>> BEGIN DATASET CONTENT

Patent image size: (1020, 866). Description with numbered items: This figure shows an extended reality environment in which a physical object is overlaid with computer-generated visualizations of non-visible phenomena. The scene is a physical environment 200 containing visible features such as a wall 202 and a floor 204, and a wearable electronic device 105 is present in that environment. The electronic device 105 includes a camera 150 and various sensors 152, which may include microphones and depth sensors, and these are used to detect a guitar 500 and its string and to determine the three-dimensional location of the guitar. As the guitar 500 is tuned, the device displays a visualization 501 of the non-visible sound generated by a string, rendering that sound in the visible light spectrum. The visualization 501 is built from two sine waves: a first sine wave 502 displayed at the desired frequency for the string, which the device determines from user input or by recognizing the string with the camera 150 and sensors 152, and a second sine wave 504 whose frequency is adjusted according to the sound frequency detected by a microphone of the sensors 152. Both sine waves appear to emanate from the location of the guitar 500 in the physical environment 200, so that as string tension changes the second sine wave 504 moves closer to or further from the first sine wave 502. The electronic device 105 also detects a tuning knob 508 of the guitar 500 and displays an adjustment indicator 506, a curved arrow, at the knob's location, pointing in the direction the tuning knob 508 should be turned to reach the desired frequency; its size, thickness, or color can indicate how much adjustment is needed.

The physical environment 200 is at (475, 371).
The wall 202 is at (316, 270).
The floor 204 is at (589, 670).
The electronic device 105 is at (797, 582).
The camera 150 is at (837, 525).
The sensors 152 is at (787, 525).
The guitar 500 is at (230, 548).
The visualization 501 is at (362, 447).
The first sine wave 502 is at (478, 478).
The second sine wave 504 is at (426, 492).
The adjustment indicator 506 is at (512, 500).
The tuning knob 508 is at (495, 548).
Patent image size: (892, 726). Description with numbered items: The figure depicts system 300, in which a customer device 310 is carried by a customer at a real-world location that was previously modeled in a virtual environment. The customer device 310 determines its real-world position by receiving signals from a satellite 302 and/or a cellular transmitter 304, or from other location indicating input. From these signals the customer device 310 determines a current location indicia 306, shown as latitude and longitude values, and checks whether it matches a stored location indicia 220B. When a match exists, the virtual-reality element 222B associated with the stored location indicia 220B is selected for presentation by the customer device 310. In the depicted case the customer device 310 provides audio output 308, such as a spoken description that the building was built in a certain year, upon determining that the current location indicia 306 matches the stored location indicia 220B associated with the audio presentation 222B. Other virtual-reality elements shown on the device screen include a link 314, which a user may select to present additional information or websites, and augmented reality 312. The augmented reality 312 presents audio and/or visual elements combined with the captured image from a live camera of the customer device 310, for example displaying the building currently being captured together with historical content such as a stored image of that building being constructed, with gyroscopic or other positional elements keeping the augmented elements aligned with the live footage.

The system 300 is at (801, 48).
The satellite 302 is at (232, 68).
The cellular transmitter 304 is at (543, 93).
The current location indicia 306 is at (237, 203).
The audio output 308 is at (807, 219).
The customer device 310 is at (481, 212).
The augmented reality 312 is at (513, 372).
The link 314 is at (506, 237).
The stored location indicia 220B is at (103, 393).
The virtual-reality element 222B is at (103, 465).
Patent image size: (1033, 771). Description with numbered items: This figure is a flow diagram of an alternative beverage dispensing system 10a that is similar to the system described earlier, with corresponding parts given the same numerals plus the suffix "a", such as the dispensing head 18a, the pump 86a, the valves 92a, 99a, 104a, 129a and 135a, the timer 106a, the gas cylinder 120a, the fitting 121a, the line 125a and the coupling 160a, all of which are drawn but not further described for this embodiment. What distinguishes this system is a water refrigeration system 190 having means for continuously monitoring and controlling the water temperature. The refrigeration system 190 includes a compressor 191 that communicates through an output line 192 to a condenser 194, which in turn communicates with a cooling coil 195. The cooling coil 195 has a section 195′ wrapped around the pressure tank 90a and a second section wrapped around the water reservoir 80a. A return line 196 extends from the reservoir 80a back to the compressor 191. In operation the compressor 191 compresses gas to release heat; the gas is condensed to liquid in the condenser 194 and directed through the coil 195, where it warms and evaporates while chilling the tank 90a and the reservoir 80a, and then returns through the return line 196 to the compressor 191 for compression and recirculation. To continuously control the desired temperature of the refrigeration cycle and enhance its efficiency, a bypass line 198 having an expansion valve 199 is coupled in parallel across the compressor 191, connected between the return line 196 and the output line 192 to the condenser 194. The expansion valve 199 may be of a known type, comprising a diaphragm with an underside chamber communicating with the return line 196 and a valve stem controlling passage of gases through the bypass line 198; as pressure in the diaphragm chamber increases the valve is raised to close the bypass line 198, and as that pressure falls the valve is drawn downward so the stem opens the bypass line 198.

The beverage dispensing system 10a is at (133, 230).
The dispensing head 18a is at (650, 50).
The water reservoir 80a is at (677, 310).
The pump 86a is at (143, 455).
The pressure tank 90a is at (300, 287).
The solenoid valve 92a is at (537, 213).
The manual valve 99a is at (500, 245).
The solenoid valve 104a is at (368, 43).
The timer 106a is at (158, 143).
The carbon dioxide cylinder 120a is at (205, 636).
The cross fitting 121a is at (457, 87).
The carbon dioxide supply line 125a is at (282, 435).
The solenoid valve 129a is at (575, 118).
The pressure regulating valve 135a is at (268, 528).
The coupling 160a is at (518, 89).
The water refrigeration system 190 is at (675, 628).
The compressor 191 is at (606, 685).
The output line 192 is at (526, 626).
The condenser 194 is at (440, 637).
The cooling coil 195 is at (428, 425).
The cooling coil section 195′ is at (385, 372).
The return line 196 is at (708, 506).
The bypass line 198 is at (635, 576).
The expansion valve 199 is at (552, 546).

>> END DATASET CONTENT

__WHAT THE EXERCISE ASKS__.
Express the entries as a Markdown table with the columns Row and Entry line, starting at the very beginning and going on through the line with "The camera 150 is at (837, 525).". Number each line and leave out blank lines.

__TASK RESULT__.
| Row | Entry line |
|---|---|
| 1 | Patent image size: (1020, 866). Description with numbered items: This figure shows an extended reality environment in which a physical object is overlaid with computer-generated visualizations of non-visible phenomena. The scene is a physical environment 200 containing visible features such as a wall 202 and a floor 204, and a wearable electronic device 105 is present in that environment. The electronic device 105 includes a camera 150 and various sensors 152, which may include microphones and depth sensors, and these are used to detect a guitar 500 and its string and to determine the three-dimensional location of the guitar. As the guitar 500 is tuned, the device displays a visualization 501 of the non-visible sound generated by a string, rendering that sound in the visible light spectrum. The visualization 501 is built from two sine waves: a first sine wave 502 displayed at the desired frequency for the string, which the device determines from user input or by recognizing the string with the camera 150 and sensors 152, and a second sine wave 504 whose frequency is adjusted according to the sound frequency detected by a microphone of the sensors 152. Both sine waves appear to emanate from the location of the guitar 500 in the physical environment 200, so that as string tension changes the second sine wave 504 moves closer to or further from the first sine wave 502. The electronic device 105 also detects a tuning knob 508 of the guitar 500 and displays an adjustment indicator 506, a curved arrow, at the knob's location, pointing in the direction the tuning knob 508 should be turned to reach the desired frequency; its size, thickness, or color can indicate how much adjustment is needed. |
| 2 | The physical environment 200 is at (475, 371). |
| 3 | The wall 202 is at (316, 270). |
| 4 | The floor 204 is at (589, 670). |
| 5 | The electronic device 105 is at (797, 582). |
| 6 | The camera 150 is at (837, 525). |